◆ DO THIS ◆
Can you copy out the data exactly? Leave the images out.

◆ DATA LISTING ◆
## START
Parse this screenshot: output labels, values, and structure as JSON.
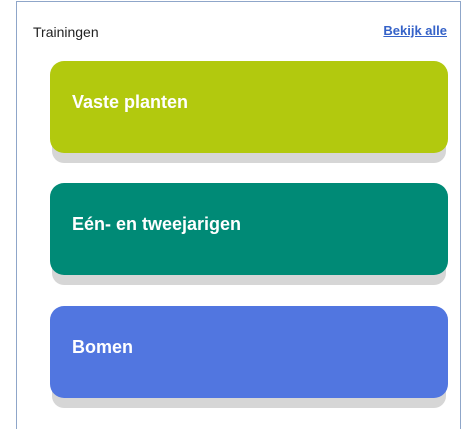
{
  "header": {
    "title": "Trainingen",
    "view_all_label": "Bekijk alle"
  },
  "cards": [
    {
      "label": "Vaste planten",
      "color": "#b2c90e"
    },
    {
      "label": "Eén- en tweejarigen",
      "color": "#008a76"
    },
    {
      "label": "Bomen",
      "color": "#5176e0"
    }
  ]
}
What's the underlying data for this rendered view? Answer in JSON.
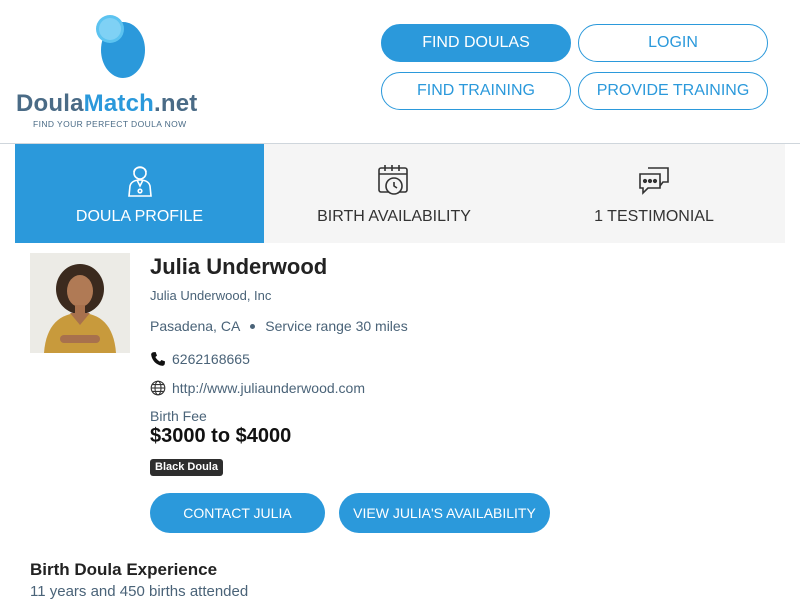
{
  "brand": {
    "name_part1": "Doula",
    "name_part2": "Match",
    "name_part3": ".net",
    "tagline": "FIND YOUR PERFECT DOULA NOW",
    "colors": {
      "accent": "#2b99db",
      "text_slate": "#4a6b86",
      "light_blue": "#5cc3f0"
    }
  },
  "nav": {
    "find_doulas": "FIND DOULAS",
    "login": "LOGIN",
    "find_training": "FIND TRAINING",
    "provide_training": "PROVIDE TRAINING"
  },
  "tabs": [
    {
      "label": "DOULA PROFILE",
      "icon": "person-icon",
      "active": true
    },
    {
      "label": "BIRTH AVAILABILITY",
      "icon": "calendar-clock-icon",
      "active": false
    },
    {
      "label": "1 TESTIMONIAL",
      "icon": "chat-bubbles-icon",
      "active": false
    }
  ],
  "profile": {
    "name": "Julia Underwood",
    "company": "Julia Underwood, Inc",
    "location": "Pasadena, CA",
    "service_range": "Service range 30 miles",
    "phone": "6262168665",
    "website": "http://www.juliaunderwood.com",
    "fee_label": "Birth Fee",
    "fee_value": "$3000 to $4000",
    "badge": "Black Doula",
    "contact_button": "CONTACT JULIA",
    "availability_button": "VIEW JULIA'S AVAILABILITY"
  },
  "experience": {
    "title": "Birth Doula Experience",
    "text": "11 years and 450 births attended"
  }
}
## END
◆ FINISHED EXERCISE ◆
Parse this screenshot: output labels, values, and structure as JSON.
{
  "header": {
    "title": "Trainingen",
    "view_all_label": "Bekijk alle"
  },
  "cards": [
    {
      "label": "Vaste planten",
      "color": "#b2c90e"
    },
    {
      "label": "Eén- en tweejarigen",
      "color": "#008a76"
    },
    {
      "label": "Bomen",
      "color": "#5176e0"
    }
  ]
}
What's the underlying data for this rendered view? Answer in JSON.
{
  "brand": {
    "name_part1": "Doula",
    "name_part2": "Match",
    "name_part3": ".net",
    "tagline": "FIND YOUR PERFECT DOULA NOW",
    "colors": {
      "accent": "#2b99db",
      "text_slate": "#4a6b86",
      "light_blue": "#5cc3f0"
    }
  },
  "nav": {
    "find_doulas": "FIND DOULAS",
    "login": "LOGIN",
    "find_training": "FIND TRAINING",
    "provide_training": "PROVIDE TRAINING"
  },
  "tabs": [
    {
      "label": "DOULA PROFILE",
      "icon": "person-icon",
      "active": true
    },
    {
      "label": "BIRTH AVAILABILITY",
      "icon": "calendar-clock-icon",
      "active": false
    },
    {
      "label": "1 TESTIMONIAL",
      "icon": "chat-bubbles-icon",
      "active": false
    }
  ],
  "profile": {
    "name": "Julia Underwood",
    "company": "Julia Underwood, Inc",
    "location": "Pasadena, CA",
    "service_range": "Service range 30 miles",
    "phone": "6262168665",
    "website": "http://www.juliaunderwood.com",
    "fee_label": "Birth Fee",
    "fee_value": "$3000 to $4000",
    "badge": "Black Doula",
    "contact_button": "CONTACT JULIA",
    "availability_button": "VIEW JULIA'S AVAILABILITY"
  },
  "experience": {
    "title": "Birth Doula Experience",
    "text": "11 years and 450 births attended"
  }
}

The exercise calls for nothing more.